Description of the task:
Check each line of the listing below for the string "情系钟祥", and copy the ones that have it.

══ Source records ══

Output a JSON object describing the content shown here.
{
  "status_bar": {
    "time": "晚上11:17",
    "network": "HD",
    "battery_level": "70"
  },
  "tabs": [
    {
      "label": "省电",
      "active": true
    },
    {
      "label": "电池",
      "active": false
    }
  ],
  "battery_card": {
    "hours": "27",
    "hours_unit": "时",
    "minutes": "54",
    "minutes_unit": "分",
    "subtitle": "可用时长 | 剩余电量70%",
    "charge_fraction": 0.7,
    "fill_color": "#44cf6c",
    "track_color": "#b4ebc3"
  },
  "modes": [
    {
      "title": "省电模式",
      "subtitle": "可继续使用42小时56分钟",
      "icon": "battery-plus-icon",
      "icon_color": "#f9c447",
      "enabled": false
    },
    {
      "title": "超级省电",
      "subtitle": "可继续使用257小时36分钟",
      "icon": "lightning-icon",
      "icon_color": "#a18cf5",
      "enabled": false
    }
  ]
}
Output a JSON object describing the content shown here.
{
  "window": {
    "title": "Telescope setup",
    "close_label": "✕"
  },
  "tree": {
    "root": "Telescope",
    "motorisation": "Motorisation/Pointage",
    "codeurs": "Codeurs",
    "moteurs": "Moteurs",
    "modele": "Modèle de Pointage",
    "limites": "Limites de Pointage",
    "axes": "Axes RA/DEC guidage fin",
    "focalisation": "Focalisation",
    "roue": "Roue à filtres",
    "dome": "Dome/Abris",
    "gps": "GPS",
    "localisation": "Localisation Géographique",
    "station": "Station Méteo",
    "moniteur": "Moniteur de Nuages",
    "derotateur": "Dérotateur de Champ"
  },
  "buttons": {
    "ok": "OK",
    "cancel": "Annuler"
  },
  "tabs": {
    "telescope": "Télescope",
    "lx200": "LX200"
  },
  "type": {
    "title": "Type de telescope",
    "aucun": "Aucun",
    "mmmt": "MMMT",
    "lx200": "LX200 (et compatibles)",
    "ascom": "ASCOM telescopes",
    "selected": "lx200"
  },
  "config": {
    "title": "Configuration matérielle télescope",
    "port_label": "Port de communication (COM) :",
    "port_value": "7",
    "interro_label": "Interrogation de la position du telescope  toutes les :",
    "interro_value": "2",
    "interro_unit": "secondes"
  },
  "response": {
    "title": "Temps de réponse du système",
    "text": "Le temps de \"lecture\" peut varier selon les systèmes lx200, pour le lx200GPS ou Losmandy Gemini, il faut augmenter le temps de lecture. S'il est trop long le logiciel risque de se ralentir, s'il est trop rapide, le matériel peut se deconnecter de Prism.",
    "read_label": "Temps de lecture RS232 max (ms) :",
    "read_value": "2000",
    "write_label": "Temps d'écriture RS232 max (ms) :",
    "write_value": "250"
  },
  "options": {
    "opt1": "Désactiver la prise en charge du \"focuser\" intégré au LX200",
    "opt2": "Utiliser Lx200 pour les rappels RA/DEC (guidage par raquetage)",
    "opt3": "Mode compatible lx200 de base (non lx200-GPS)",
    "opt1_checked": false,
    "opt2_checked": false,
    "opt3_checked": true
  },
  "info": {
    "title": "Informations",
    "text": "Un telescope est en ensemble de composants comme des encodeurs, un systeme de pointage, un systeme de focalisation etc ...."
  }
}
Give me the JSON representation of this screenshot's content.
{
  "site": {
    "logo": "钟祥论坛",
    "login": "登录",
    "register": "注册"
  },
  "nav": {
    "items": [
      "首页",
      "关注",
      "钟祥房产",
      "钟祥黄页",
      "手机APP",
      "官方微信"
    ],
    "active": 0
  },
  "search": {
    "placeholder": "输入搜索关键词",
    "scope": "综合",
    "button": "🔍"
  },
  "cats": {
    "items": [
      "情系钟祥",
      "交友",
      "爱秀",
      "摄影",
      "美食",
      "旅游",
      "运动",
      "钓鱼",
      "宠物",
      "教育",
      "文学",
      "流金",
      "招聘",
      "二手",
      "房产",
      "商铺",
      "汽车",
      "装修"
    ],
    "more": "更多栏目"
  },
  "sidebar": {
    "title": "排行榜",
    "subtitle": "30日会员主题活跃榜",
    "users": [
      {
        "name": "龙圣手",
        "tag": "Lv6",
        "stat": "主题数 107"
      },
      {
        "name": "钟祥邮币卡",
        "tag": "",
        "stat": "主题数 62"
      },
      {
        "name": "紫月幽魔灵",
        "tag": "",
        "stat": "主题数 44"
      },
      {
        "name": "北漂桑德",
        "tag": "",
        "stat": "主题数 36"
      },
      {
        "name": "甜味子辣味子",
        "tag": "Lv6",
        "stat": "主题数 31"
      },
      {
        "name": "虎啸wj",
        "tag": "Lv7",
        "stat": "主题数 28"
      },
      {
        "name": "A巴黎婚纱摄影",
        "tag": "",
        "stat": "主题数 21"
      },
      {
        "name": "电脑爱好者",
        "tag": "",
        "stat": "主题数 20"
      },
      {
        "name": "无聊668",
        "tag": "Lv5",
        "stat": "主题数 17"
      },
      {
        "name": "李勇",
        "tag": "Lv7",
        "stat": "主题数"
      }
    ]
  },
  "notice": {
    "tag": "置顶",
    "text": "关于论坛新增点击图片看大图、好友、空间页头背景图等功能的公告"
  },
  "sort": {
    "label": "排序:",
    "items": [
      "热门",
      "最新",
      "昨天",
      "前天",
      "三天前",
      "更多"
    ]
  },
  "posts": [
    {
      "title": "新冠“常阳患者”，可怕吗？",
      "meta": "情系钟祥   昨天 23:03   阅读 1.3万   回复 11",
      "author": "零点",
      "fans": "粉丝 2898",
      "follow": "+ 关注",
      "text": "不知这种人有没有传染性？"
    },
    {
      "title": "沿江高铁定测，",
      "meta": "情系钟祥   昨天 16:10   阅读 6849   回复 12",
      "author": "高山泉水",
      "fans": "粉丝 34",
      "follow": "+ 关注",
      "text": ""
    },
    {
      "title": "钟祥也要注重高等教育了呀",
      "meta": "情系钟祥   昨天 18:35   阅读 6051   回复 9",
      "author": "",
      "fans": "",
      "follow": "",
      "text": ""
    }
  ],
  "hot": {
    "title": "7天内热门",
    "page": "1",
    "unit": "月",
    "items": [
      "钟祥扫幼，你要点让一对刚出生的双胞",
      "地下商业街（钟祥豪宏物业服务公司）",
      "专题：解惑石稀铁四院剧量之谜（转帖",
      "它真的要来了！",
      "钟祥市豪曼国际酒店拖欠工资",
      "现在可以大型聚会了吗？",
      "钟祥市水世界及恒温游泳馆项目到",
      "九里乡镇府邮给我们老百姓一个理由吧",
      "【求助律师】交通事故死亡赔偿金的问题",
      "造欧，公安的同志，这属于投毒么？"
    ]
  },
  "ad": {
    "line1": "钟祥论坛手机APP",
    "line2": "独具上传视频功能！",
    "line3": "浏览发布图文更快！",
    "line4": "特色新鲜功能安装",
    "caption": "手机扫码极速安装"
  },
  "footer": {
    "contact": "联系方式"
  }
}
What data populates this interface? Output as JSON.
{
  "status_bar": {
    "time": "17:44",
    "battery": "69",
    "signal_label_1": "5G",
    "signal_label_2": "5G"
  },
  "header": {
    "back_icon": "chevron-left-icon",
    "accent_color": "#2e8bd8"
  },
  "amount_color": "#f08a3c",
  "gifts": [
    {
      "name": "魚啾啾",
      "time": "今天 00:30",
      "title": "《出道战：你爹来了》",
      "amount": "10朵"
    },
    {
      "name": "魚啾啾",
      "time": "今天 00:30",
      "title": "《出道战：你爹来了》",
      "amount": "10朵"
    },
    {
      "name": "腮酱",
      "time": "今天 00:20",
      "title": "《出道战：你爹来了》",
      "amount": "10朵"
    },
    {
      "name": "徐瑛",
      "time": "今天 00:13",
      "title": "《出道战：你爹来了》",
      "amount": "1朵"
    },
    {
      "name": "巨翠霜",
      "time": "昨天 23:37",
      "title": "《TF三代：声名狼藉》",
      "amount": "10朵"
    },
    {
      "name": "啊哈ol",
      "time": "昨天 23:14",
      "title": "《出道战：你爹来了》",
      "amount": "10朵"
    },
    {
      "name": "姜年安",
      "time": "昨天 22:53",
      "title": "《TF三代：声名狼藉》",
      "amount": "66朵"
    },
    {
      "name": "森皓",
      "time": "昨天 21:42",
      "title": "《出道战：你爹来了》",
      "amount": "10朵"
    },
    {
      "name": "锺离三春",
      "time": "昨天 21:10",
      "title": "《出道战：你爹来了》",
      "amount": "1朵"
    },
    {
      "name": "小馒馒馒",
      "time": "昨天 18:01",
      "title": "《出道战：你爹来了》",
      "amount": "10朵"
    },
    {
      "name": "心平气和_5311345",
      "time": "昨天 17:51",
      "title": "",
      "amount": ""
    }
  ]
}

═══

Answer to this exercise:
      "情系钟祥",
      "meta": "情系钟祥   昨天 23:03   阅读 1.3万   回复 11",
      "meta": "情系钟祥   昨天 16:10   阅读 6849   回复 12",
      "meta": "情系钟祥   昨天 18:35   阅读 6051   回复 9",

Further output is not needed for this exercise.